WHAT IS ASKED — Spot each line in the records below where the word "type" occurs, then copy it.

(Stored dataset items)
* * * * * * *
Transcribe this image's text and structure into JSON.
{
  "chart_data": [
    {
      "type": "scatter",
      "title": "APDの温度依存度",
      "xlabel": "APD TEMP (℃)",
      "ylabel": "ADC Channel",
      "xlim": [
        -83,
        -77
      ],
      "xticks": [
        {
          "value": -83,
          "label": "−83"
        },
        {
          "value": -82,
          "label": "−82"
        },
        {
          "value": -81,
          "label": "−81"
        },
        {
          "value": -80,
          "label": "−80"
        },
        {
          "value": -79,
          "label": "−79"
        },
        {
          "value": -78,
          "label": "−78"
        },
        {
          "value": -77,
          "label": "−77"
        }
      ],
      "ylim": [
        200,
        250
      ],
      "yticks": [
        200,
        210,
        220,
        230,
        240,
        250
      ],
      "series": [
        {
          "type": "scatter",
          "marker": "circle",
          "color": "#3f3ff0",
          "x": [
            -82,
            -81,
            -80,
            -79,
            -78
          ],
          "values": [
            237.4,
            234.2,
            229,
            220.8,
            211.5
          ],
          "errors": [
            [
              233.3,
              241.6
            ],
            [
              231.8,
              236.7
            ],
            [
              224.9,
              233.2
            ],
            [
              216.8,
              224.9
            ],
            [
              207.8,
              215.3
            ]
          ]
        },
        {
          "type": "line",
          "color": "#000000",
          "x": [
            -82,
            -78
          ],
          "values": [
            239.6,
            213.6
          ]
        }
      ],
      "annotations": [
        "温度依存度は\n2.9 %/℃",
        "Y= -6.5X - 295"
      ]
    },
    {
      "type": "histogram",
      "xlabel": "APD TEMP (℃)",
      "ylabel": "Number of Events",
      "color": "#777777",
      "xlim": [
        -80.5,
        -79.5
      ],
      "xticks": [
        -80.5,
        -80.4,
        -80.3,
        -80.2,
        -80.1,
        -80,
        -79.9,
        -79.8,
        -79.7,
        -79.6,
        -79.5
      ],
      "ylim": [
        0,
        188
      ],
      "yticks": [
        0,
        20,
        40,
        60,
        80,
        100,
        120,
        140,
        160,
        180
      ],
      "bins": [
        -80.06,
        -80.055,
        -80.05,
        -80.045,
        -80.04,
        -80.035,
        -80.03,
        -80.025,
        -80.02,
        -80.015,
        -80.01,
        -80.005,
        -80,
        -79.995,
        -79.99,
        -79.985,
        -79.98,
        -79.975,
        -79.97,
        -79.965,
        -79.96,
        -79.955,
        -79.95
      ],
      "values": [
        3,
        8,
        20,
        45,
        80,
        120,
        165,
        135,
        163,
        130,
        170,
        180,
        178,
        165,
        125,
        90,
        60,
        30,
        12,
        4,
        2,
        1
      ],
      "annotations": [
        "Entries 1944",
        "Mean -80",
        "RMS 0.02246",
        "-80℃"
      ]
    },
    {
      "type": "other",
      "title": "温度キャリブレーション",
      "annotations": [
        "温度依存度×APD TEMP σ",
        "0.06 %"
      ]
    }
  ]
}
* * * * * * *
EXERCISE RESPONSE —
      "type": "scatter",
          "type": "scatter",
          "type": "line",
      "type": "histogram",
      "type": "other",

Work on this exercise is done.